* **What you will do**: Go through the listing and pick out each line with the word "verschlossen" in it.

:::::

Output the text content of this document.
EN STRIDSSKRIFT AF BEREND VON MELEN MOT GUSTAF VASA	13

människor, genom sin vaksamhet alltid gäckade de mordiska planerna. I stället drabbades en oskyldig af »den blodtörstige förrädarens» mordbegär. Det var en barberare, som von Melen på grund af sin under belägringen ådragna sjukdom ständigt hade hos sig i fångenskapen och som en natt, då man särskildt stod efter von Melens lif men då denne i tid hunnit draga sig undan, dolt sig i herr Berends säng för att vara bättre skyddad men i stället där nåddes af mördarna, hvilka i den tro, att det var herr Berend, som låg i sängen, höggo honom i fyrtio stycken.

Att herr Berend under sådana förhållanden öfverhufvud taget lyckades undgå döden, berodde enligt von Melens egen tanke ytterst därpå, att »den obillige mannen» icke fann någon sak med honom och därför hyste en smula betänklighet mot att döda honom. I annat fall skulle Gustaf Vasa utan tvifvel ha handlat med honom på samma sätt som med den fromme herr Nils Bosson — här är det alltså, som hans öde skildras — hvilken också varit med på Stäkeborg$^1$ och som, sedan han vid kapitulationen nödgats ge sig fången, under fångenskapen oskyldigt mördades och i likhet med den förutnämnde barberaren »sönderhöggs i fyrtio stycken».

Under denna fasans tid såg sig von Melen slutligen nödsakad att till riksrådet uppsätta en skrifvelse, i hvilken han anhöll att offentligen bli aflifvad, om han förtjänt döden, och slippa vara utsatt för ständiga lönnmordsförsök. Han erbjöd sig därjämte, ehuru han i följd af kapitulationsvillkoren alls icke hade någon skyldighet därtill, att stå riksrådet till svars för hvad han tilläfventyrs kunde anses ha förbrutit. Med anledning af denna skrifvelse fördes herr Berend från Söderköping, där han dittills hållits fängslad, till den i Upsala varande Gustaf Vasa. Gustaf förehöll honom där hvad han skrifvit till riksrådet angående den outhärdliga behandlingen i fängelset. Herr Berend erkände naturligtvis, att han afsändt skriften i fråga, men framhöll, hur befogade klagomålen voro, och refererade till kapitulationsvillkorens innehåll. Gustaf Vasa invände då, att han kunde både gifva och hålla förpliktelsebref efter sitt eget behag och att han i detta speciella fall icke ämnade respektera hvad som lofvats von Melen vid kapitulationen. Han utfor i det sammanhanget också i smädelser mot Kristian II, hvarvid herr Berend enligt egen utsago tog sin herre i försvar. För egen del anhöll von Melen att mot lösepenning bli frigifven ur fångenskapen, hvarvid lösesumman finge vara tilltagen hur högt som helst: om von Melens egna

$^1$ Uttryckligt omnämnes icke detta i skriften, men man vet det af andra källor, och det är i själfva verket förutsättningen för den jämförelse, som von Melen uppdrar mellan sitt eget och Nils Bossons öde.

:::::

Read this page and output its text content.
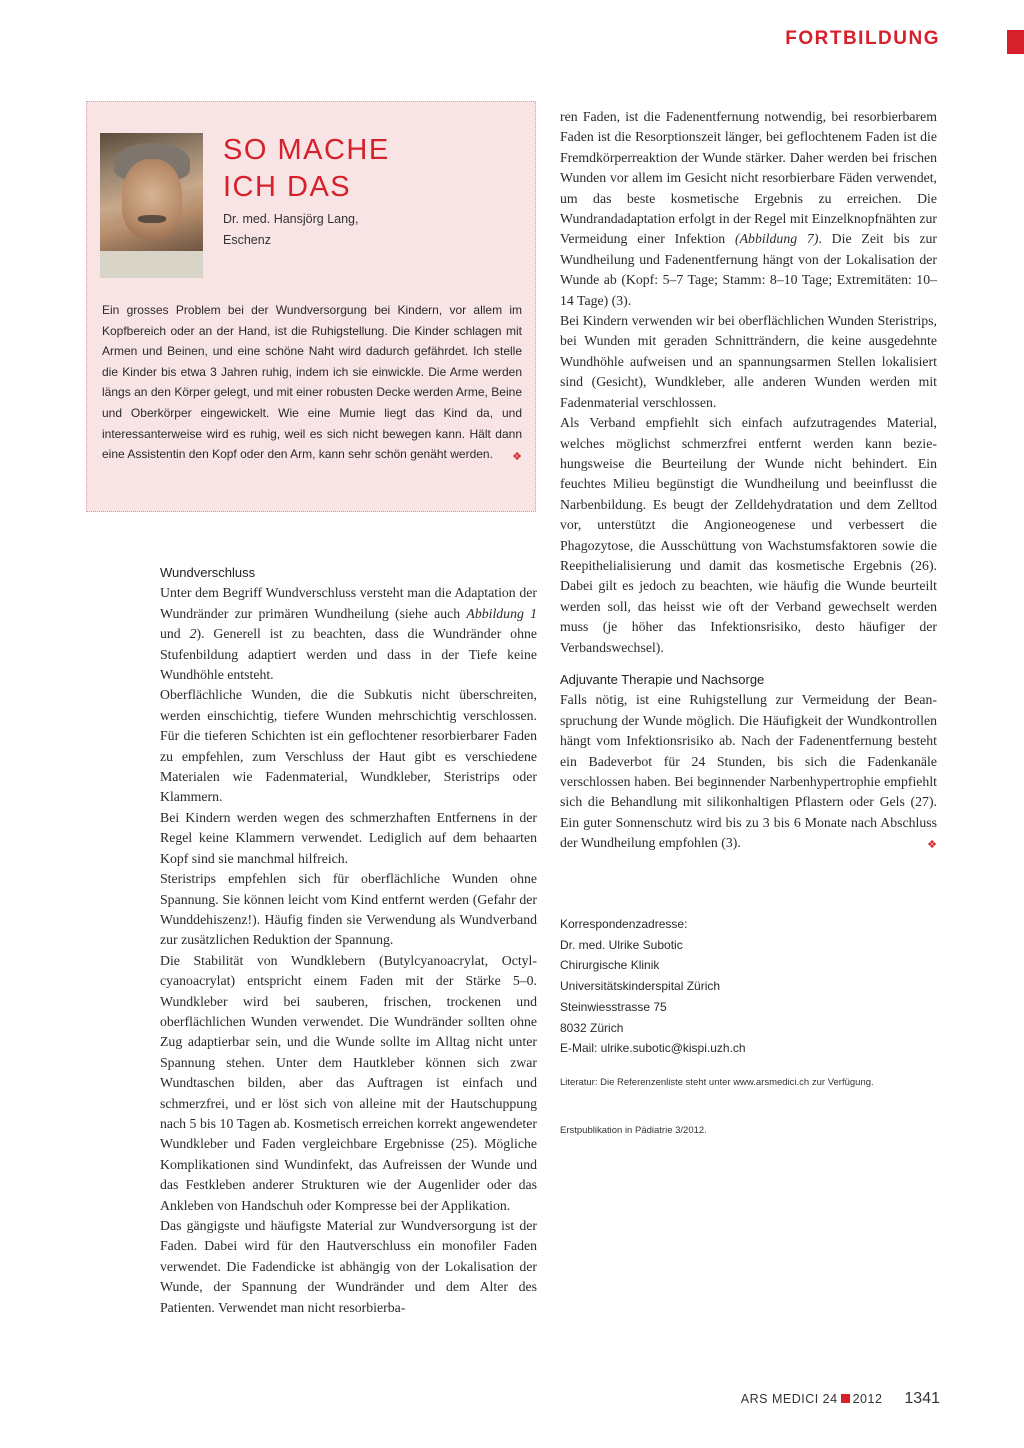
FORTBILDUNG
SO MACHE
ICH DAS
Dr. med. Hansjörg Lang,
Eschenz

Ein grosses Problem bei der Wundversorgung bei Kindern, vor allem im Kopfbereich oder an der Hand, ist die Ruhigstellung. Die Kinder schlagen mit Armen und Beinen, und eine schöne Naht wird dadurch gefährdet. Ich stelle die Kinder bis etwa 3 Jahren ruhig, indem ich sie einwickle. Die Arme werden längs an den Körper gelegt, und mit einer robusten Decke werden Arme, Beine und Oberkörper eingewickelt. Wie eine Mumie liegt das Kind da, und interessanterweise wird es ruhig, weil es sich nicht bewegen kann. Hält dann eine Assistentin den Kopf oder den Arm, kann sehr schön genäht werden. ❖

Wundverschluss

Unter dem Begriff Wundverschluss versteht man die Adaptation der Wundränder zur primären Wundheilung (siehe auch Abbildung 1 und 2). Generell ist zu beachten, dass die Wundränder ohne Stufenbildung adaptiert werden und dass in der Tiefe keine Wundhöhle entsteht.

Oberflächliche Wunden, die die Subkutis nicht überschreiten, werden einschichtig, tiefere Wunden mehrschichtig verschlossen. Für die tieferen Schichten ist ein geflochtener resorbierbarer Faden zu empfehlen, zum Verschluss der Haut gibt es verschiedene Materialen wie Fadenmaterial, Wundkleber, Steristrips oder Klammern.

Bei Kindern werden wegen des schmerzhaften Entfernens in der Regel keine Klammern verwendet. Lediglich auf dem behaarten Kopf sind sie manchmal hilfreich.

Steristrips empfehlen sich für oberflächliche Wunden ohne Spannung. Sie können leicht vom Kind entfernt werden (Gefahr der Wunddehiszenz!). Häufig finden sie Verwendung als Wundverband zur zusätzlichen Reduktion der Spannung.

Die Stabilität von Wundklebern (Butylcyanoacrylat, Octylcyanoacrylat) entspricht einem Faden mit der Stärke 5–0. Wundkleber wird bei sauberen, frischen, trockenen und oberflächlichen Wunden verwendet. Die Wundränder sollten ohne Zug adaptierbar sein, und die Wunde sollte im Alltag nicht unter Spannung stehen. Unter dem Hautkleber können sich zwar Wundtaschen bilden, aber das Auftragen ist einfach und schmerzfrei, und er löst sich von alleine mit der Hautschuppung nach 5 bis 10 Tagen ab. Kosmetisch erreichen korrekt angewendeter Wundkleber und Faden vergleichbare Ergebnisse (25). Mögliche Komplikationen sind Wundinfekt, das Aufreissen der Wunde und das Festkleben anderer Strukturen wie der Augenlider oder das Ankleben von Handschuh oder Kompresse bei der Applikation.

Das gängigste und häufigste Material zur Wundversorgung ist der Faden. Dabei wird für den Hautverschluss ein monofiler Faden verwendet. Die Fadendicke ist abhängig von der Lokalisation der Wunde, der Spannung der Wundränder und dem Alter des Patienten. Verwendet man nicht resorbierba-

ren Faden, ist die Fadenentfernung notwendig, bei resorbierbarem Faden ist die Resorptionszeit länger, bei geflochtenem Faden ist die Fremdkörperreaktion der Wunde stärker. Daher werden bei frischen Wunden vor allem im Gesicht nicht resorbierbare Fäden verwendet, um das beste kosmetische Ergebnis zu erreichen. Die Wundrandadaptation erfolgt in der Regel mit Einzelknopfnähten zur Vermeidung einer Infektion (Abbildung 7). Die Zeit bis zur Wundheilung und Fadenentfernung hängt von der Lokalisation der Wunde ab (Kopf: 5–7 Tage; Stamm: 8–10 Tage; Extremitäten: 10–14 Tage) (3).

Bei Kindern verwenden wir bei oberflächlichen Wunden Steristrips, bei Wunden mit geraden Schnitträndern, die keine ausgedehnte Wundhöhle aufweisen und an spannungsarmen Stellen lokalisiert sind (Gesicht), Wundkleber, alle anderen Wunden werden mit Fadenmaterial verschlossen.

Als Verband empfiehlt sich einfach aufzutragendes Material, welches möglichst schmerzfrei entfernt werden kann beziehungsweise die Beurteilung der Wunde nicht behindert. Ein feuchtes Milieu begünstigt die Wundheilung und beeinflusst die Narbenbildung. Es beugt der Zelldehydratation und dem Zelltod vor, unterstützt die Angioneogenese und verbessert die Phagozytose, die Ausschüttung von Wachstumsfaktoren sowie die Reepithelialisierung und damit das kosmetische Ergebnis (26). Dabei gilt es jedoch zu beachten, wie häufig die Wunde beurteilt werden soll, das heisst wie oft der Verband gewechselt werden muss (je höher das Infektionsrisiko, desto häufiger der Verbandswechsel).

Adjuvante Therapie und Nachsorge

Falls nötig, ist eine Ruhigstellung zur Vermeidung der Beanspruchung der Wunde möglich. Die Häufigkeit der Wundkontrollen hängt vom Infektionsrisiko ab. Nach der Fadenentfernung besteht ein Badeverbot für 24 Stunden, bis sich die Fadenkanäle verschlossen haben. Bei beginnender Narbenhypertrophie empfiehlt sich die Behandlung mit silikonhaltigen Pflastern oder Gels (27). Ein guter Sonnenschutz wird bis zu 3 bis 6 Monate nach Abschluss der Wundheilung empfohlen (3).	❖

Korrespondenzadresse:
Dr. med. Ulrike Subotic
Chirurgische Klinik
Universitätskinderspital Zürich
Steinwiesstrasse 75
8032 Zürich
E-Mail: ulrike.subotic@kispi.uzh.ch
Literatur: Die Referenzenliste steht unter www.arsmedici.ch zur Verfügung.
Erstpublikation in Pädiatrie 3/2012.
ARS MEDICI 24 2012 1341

:::::

* **Answer for the task**:
Oberflächliche Wunden, die die Subkutis nicht überschreiten, werden einschichtig, tiefere Wunden mehrschichtig verschlossen. Für die tieferen Schichten ist ein geflochtener resorbierbarer Faden zu empfehlen, zum Verschluss der Haut gibt es verschiedene Materialen wie Fadenmaterial, Wundkleber, Steristrips oder Klammern.
Bei Kindern verwenden wir bei oberflächlichen Wunden Steristrips, bei Wunden mit geraden Schnitträndern, die keine ausgedehnte Wundhöhle aufweisen und an spannungsarmen Stellen lokalisiert sind (Gesicht), Wundkleber, alle anderen Wunden werden mit Fadenmaterial verschlossen.
Falls nötig, ist eine Ruhigstellung zur Vermeidung der Beanspruchung der Wunde möglich. Die Häufigkeit der Wundkontrollen hängt vom Infektionsrisiko ab. Nach der Fadenentfernung besteht ein Badeverbot für 24 Stunden, bis sich die Fadenkanäle verschlossen haben. Bei beginnender Narbenhypertrophie empfiehlt sich die Behandlung mit silikonhaltigen Pflastern oder Gels (27). Ein guter Sonnenschutz wird bis zu 3 bis 6 Monate nach Abschluss der Wundheilung empfohlen (3).	❖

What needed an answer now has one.